## Data provided

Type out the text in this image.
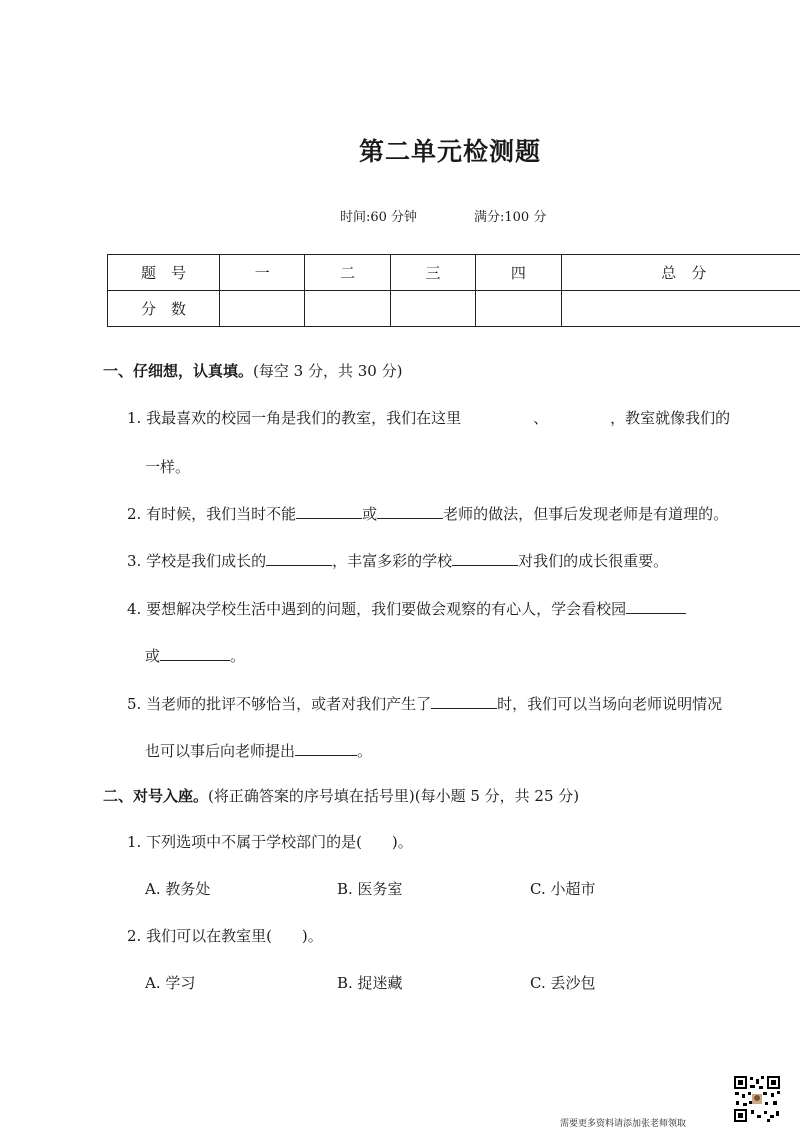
第二单元检测题
时间:60 分钟	满分:100 分
题　号	一	二	三	四	总　分
分　数					
一、仔细想，认真填。(每空 3 分，共 30 分)
1. 我最喜欢的校园一角是我们的教室，我们在这里	、	，教室就像我们的
一样。
2. 有时候，我们当时不能	或	老师的做法，但事后发现老师是有道理的。
3. 学校是我们成长的	，丰富多彩的学校	对我们的成长很重要。
4. 要想解决学校生活中遇到的问题，我们要做会观察的有心人，学会看校园
或	。
5. 当老师的批评不够恰当，或者对我们产生了	时，我们可以当场向老师说明情况
也可以事后向老师提出	。
二、对号入座。(将正确答案的序号填在括号里)(每小题 5 分，共 25 分)
1. 下列选项中不属于学校部门的是(　　)。
A. 教务处	B. 医务室	C. 小超市
2. 我们可以在教室里(　　)。
A. 学习	B. 捉迷藏	C. 丢沙包
需要更多资料请添加张老师领取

## Your task
Copy the listing over exactly, skipping the pictures it holds.

## Solution to this problem
Type out the text in this image.
第二单元检测题
时间:60 分钟	满分:100 分
题　号	一	二	三	四	总　分
分　数					
一、仔细想，认真填。(每空 3 分，共 30 分)
1. 我最喜欢的校园一角是我们的教室，我们在这里	、	，教室就像我们的
一样。
2. 有时候，我们当时不能	或	老师的做法，但事后发现老师是有道理的。
3. 学校是我们成长的	，丰富多彩的学校	对我们的成长很重要。
4. 要想解决学校生活中遇到的问题，我们要做会观察的有心人，学会看校园
或	。
5. 当老师的批评不够恰当，或者对我们产生了	时，我们可以当场向老师说明情况
也可以事后向老师提出	。
二、对号入座。(将正确答案的序号填在括号里)(每小题 5 分，共 25 分)
1. 下列选项中不属于学校部门的是(　　)。
A. 教务处	B. 医务室	C. 小超市
2. 我们可以在教室里(　　)。
A. 学习	B. 捉迷藏	C. 丢沙包
需要更多资料请添加张老师领取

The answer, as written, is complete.